Problems to solve ->
1/ From the text on China's interbank markets, set down everything from "The interbank bond market, with" down to "interbank bond market.".
2/ In the text on China's interbank markets, what does the interbank lending market do as a significant carrier for monetary policy and financial supervision?

Source extract ->
● ● ● ● ● ● ●
The establishment of the interbank lending market formed a national unified lending rate based on market supply and demand, thus facilitating interest rate reform and the creation and perfection of indirect macro adjustment mechanisms. This also provided major channels and places for commercial banks to adjust short-term fund positions and increase fund utilization efficiency. As a significant carrier for monetary policy and financial supervision, the interbank lending market can reflect fund flows among areas and financial institutions, help increase transparency of lending activities, and strengthen the central bank's macro adjustment and financial supervision.

 

The interbank bond market, with dynamic growth following its launch in June 1997, has become an integral part of the RMB market, long dependent on the interbank lending market. Before June 1997, China's commercial banks conducted bond trading mainly through stock exchanges. Due to the high risks in such patterns, commercial banks were ordered to quit bond trading in the exchanges in compliance with the State Council's plan. Meanwhile, an interbank bond market was set up for bond repo and cash bond trading, which marked the official launch of the interbank bond market.
● ● ● ● ● ● ●
Entries provided ->
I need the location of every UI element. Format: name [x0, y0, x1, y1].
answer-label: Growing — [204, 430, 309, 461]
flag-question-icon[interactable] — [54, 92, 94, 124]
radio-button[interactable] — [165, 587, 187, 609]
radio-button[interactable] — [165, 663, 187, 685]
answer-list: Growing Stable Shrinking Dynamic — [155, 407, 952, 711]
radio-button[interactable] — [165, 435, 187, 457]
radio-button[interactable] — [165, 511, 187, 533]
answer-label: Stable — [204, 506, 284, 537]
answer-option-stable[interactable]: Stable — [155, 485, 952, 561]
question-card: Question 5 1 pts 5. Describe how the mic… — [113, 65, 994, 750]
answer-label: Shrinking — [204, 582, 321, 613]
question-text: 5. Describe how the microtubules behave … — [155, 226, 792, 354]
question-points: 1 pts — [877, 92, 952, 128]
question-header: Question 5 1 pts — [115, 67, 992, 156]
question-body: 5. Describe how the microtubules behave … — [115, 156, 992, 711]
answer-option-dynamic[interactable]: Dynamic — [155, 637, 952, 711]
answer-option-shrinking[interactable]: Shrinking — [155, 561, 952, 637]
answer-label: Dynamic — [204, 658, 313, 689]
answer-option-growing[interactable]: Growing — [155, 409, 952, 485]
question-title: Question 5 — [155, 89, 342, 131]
● ● ● ● ● ● ●
Responses for each task ->
1/
The interbank bond market, with dynamic growth following its launch in June 1997, has become an integral part of the RMB market, long dependent on the interbank lending market. Before June 1997, China's commercial banks conducted bond trading mainly through stock exchanges. Due to the high risks in such patterns, commercial banks were ordered to quit bond trading in the exchanges in compliance with the State Council's plan. Meanwhile, an interbank bond market was set up for bond repo and cash bond trading, which marked the official launch of the interbank bond market.

2/
- Reflect fund flows among areas and financial institutions
- Help increase transparency of lending activities
- Strengthen the central bank's macro adjustment and financial supervision